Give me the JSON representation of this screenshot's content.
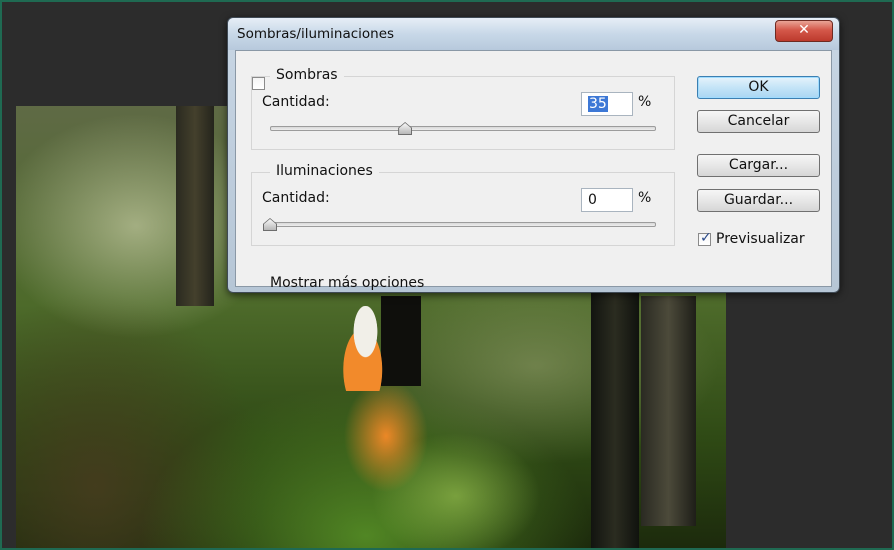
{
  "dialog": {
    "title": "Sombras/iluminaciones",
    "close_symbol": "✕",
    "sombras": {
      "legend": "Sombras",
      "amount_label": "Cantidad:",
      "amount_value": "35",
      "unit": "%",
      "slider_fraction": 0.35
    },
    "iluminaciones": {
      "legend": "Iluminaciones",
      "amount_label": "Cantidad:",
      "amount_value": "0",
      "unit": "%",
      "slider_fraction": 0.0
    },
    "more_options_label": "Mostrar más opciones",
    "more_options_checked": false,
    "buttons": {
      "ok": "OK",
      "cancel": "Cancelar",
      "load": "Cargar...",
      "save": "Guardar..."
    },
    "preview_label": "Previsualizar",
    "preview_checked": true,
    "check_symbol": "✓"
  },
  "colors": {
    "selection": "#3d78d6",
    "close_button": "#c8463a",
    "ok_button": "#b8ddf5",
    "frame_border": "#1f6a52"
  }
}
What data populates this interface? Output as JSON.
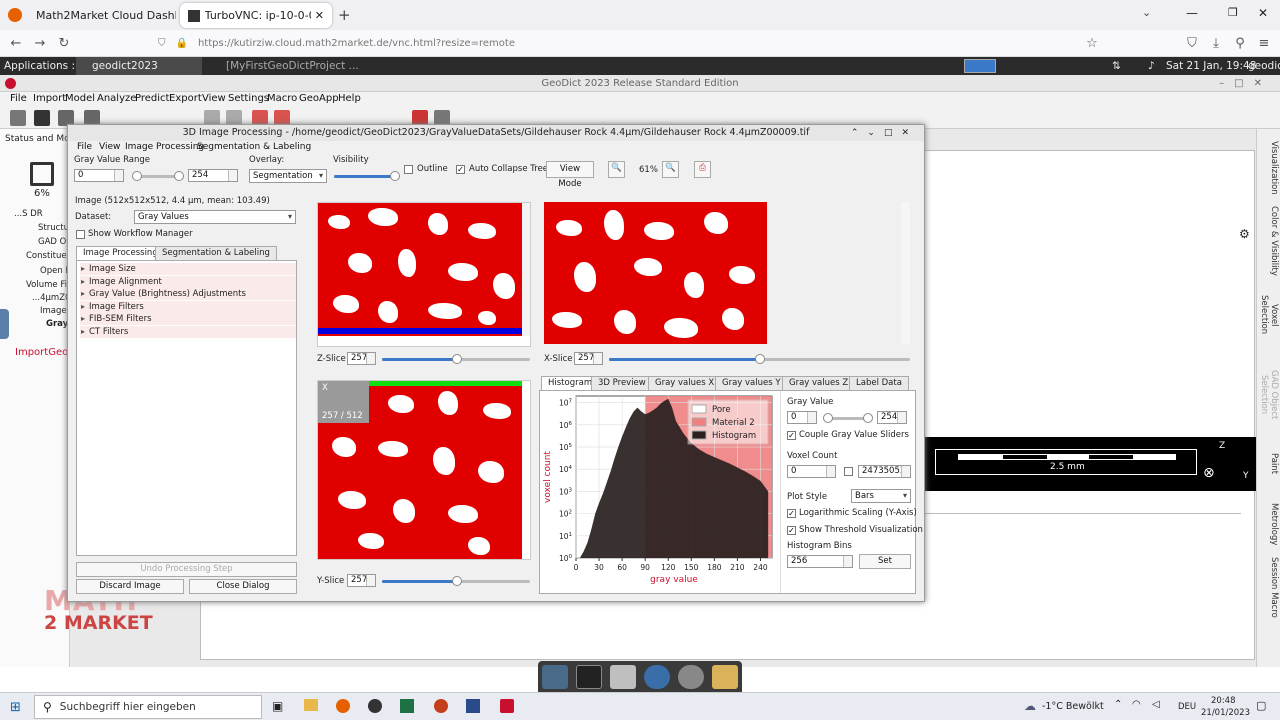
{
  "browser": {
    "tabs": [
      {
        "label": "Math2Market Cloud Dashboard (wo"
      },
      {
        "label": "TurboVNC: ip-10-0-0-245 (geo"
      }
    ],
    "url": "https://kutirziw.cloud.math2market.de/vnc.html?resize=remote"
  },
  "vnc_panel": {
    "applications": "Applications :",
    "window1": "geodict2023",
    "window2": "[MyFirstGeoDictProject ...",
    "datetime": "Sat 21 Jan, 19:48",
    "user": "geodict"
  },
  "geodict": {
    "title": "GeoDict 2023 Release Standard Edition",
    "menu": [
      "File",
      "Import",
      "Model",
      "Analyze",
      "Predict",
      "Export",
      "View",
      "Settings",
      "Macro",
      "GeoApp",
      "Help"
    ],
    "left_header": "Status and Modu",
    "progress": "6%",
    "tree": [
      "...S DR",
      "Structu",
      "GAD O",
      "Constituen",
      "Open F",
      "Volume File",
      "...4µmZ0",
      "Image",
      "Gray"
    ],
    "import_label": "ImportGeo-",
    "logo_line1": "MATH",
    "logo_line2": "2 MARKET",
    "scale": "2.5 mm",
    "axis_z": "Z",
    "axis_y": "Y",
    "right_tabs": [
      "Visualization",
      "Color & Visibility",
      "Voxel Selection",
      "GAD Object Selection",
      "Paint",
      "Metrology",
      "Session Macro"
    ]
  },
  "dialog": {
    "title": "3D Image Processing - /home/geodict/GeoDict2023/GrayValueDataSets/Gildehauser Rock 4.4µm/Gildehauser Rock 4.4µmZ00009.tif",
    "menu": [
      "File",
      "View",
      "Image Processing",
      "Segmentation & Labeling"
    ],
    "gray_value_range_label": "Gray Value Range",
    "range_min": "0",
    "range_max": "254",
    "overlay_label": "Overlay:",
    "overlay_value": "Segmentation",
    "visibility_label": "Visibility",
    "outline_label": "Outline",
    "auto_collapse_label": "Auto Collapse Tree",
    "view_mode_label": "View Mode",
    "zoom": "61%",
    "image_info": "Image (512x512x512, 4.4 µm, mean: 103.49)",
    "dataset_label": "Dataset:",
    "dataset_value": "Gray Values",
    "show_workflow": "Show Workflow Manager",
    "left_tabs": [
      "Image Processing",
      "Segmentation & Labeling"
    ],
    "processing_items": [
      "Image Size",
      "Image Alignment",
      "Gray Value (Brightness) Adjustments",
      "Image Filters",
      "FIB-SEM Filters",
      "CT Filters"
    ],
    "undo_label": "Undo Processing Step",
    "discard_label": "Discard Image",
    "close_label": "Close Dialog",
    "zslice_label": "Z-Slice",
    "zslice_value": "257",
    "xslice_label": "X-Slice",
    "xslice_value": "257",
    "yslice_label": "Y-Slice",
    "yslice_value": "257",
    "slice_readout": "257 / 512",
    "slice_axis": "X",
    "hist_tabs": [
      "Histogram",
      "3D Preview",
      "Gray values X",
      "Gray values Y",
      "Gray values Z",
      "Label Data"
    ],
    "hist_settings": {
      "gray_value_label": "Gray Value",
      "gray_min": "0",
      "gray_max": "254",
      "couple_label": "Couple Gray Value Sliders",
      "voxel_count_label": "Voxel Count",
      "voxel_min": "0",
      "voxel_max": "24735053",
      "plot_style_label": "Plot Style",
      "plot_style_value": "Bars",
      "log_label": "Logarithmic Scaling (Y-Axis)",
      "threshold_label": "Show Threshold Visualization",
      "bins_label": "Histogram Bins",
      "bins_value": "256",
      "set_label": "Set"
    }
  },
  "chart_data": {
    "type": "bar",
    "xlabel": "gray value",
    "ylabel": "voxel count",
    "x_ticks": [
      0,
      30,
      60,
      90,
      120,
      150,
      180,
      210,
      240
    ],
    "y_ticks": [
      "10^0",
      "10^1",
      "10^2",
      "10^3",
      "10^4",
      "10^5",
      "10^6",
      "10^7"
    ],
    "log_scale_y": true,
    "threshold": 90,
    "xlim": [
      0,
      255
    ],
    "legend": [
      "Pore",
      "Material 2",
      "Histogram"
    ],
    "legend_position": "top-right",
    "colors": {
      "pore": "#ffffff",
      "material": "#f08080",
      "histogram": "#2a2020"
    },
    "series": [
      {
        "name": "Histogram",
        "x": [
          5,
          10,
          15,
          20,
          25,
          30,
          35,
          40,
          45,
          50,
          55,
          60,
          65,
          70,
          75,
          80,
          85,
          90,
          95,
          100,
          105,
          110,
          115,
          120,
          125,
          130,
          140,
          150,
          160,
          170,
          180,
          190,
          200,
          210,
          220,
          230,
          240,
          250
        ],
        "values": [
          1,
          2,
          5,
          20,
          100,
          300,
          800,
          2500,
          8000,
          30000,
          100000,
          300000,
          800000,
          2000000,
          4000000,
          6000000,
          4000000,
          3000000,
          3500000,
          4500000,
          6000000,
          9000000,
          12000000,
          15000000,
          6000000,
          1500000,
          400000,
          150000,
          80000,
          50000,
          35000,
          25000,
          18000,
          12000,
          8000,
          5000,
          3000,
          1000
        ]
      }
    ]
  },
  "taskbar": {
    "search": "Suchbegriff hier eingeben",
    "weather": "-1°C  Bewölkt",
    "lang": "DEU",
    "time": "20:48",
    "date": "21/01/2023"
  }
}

OBJECTIVE -
Copy out all of the material exactly as written, without its pictures.

FINISHED TASK -
Give me the JSON representation of this screenshot's content.
{
  "dialog": {
    "title": "Sombras/iluminaciones",
    "close_symbol": "✕",
    "sombras": {
      "legend": "Sombras",
      "amount_label": "Cantidad:",
      "amount_value": "35",
      "unit": "%",
      "slider_fraction": 0.35
    },
    "iluminaciones": {
      "legend": "Iluminaciones",
      "amount_label": "Cantidad:",
      "amount_value": "0",
      "unit": "%",
      "slider_fraction": 0.0
    },
    "more_options_label": "Mostrar más opciones",
    "more_options_checked": false,
    "buttons": {
      "ok": "OK",
      "cancel": "Cancelar",
      "load": "Cargar...",
      "save": "Guardar..."
    },
    "preview_label": "Previsualizar",
    "preview_checked": true,
    "check_symbol": "✓"
  },
  "colors": {
    "selection": "#3d78d6",
    "close_button": "#c8463a",
    "ok_button": "#b8ddf5",
    "frame_border": "#1f6a52"
  }
}
What data populates this interface? Output as JSON.
{
  "browser": {
    "tabs": [
      {
        "label": "Math2Market Cloud Dashboard (wo"
      },
      {
        "label": "TurboVNC: ip-10-0-0-245 (geo"
      }
    ],
    "url": "https://kutirziw.cloud.math2market.de/vnc.html?resize=remote"
  },
  "vnc_panel": {
    "applications": "Applications :",
    "window1": "geodict2023",
    "window2": "[MyFirstGeoDictProject ...",
    "datetime": "Sat 21 Jan, 19:48",
    "user": "geodict"
  },
  "geodict": {
    "title": "GeoDict 2023 Release Standard Edition",
    "menu": [
      "File",
      "Import",
      "Model",
      "Analyze",
      "Predict",
      "Export",
      "View",
      "Settings",
      "Macro",
      "GeoApp",
      "Help"
    ],
    "left_header": "Status and Modu",
    "progress": "6%",
    "tree": [
      "...S DR",
      "Structu",
      "GAD O",
      "Constituen",
      "Open F",
      "Volume File",
      "...4µmZ0",
      "Image",
      "Gray"
    ],
    "import_label": "ImportGeo-",
    "logo_line1": "MATH",
    "logo_line2": "2 MARKET",
    "scale": "2.5 mm",
    "axis_z": "Z",
    "axis_y": "Y",
    "right_tabs": [
      "Visualization",
      "Color & Visibility",
      "Voxel Selection",
      "GAD Object Selection",
      "Paint",
      "Metrology",
      "Session Macro"
    ]
  },
  "dialog": {
    "title": "3D Image Processing - /home/geodict/GeoDict2023/GrayValueDataSets/Gildehauser Rock 4.4µm/Gildehauser Rock 4.4µmZ00009.tif",
    "menu": [
      "File",
      "View",
      "Image Processing",
      "Segmentation & Labeling"
    ],
    "gray_value_range_label": "Gray Value Range",
    "range_min": "0",
    "range_max": "254",
    "overlay_label": "Overlay:",
    "overlay_value": "Segmentation",
    "visibility_label": "Visibility",
    "outline_label": "Outline",
    "auto_collapse_label": "Auto Collapse Tree",
    "view_mode_label": "View Mode",
    "zoom": "61%",
    "image_info": "Image (512x512x512, 4.4 µm, mean: 103.49)",
    "dataset_label": "Dataset:",
    "dataset_value": "Gray Values",
    "show_workflow": "Show Workflow Manager",
    "left_tabs": [
      "Image Processing",
      "Segmentation & Labeling"
    ],
    "processing_items": [
      "Image Size",
      "Image Alignment",
      "Gray Value (Brightness) Adjustments",
      "Image Filters",
      "FIB-SEM Filters",
      "CT Filters"
    ],
    "undo_label": "Undo Processing Step",
    "discard_label": "Discard Image",
    "close_label": "Close Dialog",
    "zslice_label": "Z-Slice",
    "zslice_value": "257",
    "xslice_label": "X-Slice",
    "xslice_value": "257",
    "yslice_label": "Y-Slice",
    "yslice_value": "257",
    "slice_readout": "257 / 512",
    "slice_axis": "X",
    "hist_tabs": [
      "Histogram",
      "3D Preview",
      "Gray values X",
      "Gray values Y",
      "Gray values Z",
      "Label Data"
    ],
    "hist_settings": {
      "gray_value_label": "Gray Value",
      "gray_min": "0",
      "gray_max": "254",
      "couple_label": "Couple Gray Value Sliders",
      "voxel_count_label": "Voxel Count",
      "voxel_min": "0",
      "voxel_max": "24735053",
      "plot_style_label": "Plot Style",
      "plot_style_value": "Bars",
      "log_label": "Logarithmic Scaling (Y-Axis)",
      "threshold_label": "Show Threshold Visualization",
      "bins_label": "Histogram Bins",
      "bins_value": "256",
      "set_label": "Set"
    }
  },
  "chart_data": {
    "type": "bar",
    "xlabel": "gray value",
    "ylabel": "voxel count",
    "x_ticks": [
      0,
      30,
      60,
      90,
      120,
      150,
      180,
      210,
      240
    ],
    "y_ticks": [
      "10^0",
      "10^1",
      "10^2",
      "10^3",
      "10^4",
      "10^5",
      "10^6",
      "10^7"
    ],
    "log_scale_y": true,
    "threshold": 90,
    "xlim": [
      0,
      255
    ],
    "legend": [
      "Pore",
      "Material 2",
      "Histogram"
    ],
    "legend_position": "top-right",
    "colors": {
      "pore": "#ffffff",
      "material": "#f08080",
      "histogram": "#2a2020"
    },
    "series": [
      {
        "name": "Histogram",
        "x": [
          5,
          10,
          15,
          20,
          25,
          30,
          35,
          40,
          45,
          50,
          55,
          60,
          65,
          70,
          75,
          80,
          85,
          90,
          95,
          100,
          105,
          110,
          115,
          120,
          125,
          130,
          140,
          150,
          160,
          170,
          180,
          190,
          200,
          210,
          220,
          230,
          240,
          250
        ],
        "values": [
          1,
          2,
          5,
          20,
          100,
          300,
          800,
          2500,
          8000,
          30000,
          100000,
          300000,
          800000,
          2000000,
          4000000,
          6000000,
          4000000,
          3000000,
          3500000,
          4500000,
          6000000,
          9000000,
          12000000,
          15000000,
          6000000,
          1500000,
          400000,
          150000,
          80000,
          50000,
          35000,
          25000,
          18000,
          12000,
          8000,
          5000,
          3000,
          1000
        ]
      }
    ]
  },
  "taskbar": {
    "search": "Suchbegriff hier eingeben",
    "weather": "-1°C  Bewölkt",
    "lang": "DEU",
    "time": "20:48",
    "date": "21/01/2023"
  }
}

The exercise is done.